■ **What is needed**
Each entry should be quoted word for word, including every mark of punctuation.

Figure collection entries
****
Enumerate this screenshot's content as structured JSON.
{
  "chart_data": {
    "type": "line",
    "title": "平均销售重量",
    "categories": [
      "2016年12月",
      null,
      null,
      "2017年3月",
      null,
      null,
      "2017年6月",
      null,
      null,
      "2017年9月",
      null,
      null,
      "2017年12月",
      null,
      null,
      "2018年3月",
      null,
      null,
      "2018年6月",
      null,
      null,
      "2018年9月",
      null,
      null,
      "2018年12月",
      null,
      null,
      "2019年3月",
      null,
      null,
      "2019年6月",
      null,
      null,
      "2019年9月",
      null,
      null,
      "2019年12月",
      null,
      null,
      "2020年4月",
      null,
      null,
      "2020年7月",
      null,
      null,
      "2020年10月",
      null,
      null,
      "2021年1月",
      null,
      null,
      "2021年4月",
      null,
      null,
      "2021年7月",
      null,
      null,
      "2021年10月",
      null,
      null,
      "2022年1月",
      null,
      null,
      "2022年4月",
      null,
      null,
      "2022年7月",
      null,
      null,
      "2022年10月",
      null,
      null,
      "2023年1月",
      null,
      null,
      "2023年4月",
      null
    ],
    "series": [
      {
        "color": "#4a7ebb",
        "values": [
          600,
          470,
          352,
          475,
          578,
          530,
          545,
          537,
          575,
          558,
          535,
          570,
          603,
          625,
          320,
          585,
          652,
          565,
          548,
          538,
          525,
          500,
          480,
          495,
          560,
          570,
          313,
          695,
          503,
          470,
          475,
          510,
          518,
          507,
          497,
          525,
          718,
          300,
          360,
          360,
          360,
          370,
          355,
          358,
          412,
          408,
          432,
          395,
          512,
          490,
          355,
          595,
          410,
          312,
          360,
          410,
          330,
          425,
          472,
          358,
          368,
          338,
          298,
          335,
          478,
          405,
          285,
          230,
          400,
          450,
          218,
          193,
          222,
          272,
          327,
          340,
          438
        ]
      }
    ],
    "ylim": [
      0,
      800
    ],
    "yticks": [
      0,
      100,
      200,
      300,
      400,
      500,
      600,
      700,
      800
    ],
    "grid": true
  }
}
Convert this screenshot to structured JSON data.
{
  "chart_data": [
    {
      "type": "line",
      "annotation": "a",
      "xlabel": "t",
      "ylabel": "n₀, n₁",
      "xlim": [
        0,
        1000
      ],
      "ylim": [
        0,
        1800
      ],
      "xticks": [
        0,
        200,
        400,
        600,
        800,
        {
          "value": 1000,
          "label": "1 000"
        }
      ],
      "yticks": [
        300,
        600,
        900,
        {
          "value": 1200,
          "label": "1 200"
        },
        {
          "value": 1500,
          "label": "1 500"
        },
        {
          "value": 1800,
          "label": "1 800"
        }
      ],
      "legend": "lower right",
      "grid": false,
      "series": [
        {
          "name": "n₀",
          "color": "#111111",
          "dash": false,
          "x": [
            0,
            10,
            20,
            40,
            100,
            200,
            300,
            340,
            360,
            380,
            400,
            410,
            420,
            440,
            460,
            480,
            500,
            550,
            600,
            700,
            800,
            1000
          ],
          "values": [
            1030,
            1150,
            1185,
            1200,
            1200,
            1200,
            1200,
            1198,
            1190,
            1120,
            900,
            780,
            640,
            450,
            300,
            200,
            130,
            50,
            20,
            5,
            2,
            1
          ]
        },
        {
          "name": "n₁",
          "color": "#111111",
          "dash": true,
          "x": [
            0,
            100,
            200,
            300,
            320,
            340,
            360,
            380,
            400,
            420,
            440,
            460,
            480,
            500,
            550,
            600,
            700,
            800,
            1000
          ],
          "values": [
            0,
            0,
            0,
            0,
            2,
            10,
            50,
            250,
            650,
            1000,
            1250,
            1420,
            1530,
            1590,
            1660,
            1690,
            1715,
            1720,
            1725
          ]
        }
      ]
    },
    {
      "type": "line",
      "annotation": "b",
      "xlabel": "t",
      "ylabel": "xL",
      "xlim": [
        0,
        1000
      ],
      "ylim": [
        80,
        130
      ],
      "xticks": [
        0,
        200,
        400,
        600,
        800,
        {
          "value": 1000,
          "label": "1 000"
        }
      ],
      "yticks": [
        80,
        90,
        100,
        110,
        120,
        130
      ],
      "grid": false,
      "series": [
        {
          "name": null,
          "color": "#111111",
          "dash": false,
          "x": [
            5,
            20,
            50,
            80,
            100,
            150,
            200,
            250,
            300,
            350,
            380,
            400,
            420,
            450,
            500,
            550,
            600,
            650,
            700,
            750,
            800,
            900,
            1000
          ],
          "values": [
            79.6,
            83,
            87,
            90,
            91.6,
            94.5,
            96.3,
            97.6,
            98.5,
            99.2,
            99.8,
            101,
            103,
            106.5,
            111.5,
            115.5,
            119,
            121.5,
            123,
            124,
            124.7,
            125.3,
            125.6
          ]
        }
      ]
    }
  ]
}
****
■ **Worked solution**
Enumerate this screenshot's content as structured JSON.
{
  "chart_data": {
    "type": "line",
    "title": "平均销售重量",
    "categories": [
      "2016年12月",
      null,
      null,
      "2017年3月",
      null,
      null,
      "2017年6月",
      null,
      null,
      "2017年9月",
      null,
      null,
      "2017年12月",
      null,
      null,
      "2018年3月",
      null,
      null,
      "2018年6月",
      null,
      null,
      "2018年9月",
      null,
      null,
      "2018年12月",
      null,
      null,
      "2019年3月",
      null,
      null,
      "2019年6月",
      null,
      null,
      "2019年9月",
      null,
      null,
      "2019年12月",
      null,
      null,
      "2020年4月",
      null,
      null,
      "2020年7月",
      null,
      null,
      "2020年10月",
      null,
      null,
      "2021年1月",
      null,
      null,
      "2021年4月",
      null,
      null,
      "2021年7月",
      null,
      null,
      "2021年10月",
      null,
      null,
      "2022年1月",
      null,
      null,
      "2022年4月",
      null,
      null,
      "2022年7月",
      null,
      null,
      "2022年10月",
      null,
      null,
      "2023年1月",
      null,
      null,
      "2023年4月",
      null
    ],
    "series": [
      {
        "color": "#4a7ebb",
        "values": [
          600,
          470,
          352,
          475,
          578,
          530,
          545,
          537,
          575,
          558,
          535,
          570,
          603,
          625,
          320,
          585,
          652,
          565,
          548,
          538,
          525,
          500,
          480,
          495,
          560,
          570,
          313,
          695,
          503,
          470,
          475,
          510,
          518,
          507,
          497,
          525,
          718,
          300,
          360,
          360,
          360,
          370,
          355,
          358,
          412,
          408,
          432,
          395,
          512,
          490,
          355,
          595,
          410,
          312,
          360,
          410,
          330,
          425,
          472,
          358,
          368,
          338,
          298,
          335,
          478,
          405,
          285,
          230,
          400,
          450,
          218,
          193,
          222,
          272,
          327,
          340,
          438
        ]
      }
    ],
    "ylim": [
      0,
      800
    ],
    "yticks": [
      0,
      100,
      200,
      300,
      400,
      500,
      600,
      700,
      800
    ],
    "grid": true
  }
}
Convert this screenshot to structured JSON data.
{
  "chart_data": [
    {
      "type": "line",
      "annotation": "a",
      "xlabel": "t",
      "ylabel": "n₀, n₁",
      "xlim": [
        0,
        1000
      ],
      "ylim": [
        0,
        1800
      ],
      "xticks": [
        0,
        200,
        400,
        600,
        800,
        {
          "value": 1000,
          "label": "1 000"
        }
      ],
      "yticks": [
        300,
        600,
        900,
        {
          "value": 1200,
          "label": "1 200"
        },
        {
          "value": 1500,
          "label": "1 500"
        },
        {
          "value": 1800,
          "label": "1 800"
        }
      ],
      "legend": "lower right",
      "grid": false,
      "series": [
        {
          "name": "n₀",
          "color": "#111111",
          "dash": false,
          "x": [
            0,
            10,
            20,
            40,
            100,
            200,
            300,
            340,
            360,
            380,
            400,
            410,
            420,
            440,
            460,
            480,
            500,
            550,
            600,
            700,
            800,
            1000
          ],
          "values": [
            1030,
            1150,
            1185,
            1200,
            1200,
            1200,
            1200,
            1198,
            1190,
            1120,
            900,
            780,
            640,
            450,
            300,
            200,
            130,
            50,
            20,
            5,
            2,
            1
          ]
        },
        {
          "name": "n₁",
          "color": "#111111",
          "dash": true,
          "x": [
            0,
            100,
            200,
            300,
            320,
            340,
            360,
            380,
            400,
            420,
            440,
            460,
            480,
            500,
            550,
            600,
            700,
            800,
            1000
          ],
          "values": [
            0,
            0,
            0,
            0,
            2,
            10,
            50,
            250,
            650,
            1000,
            1250,
            1420,
            1530,
            1590,
            1660,
            1690,
            1715,
            1720,
            1725
          ]
        }
      ]
    },
    {
      "type": "line",
      "annotation": "b",
      "xlabel": "t",
      "ylabel": "xL",
      "xlim": [
        0,
        1000
      ],
      "ylim": [
        80,
        130
      ],
      "xticks": [
        0,
        200,
        400,
        600,
        800,
        {
          "value": 1000,
          "label": "1 000"
        }
      ],
      "yticks": [
        80,
        90,
        100,
        110,
        120,
        130
      ],
      "grid": false,
      "series": [
        {
          "name": null,
          "color": "#111111",
          "dash": false,
          "x": [
            5,
            20,
            50,
            80,
            100,
            150,
            200,
            250,
            300,
            350,
            380,
            400,
            420,
            450,
            500,
            550,
            600,
            650,
            700,
            750,
            800,
            900,
            1000
          ],
          "values": [
            79.6,
            83,
            87,
            90,
            91.6,
            94.5,
            96.3,
            97.6,
            98.5,
            99.2,
            99.8,
            101,
            103,
            106.5,
            111.5,
            115.5,
            119,
            121.5,
            123,
            124,
            124.7,
            125.3,
            125.6
          ]
        }
      ]
    }
  ]
}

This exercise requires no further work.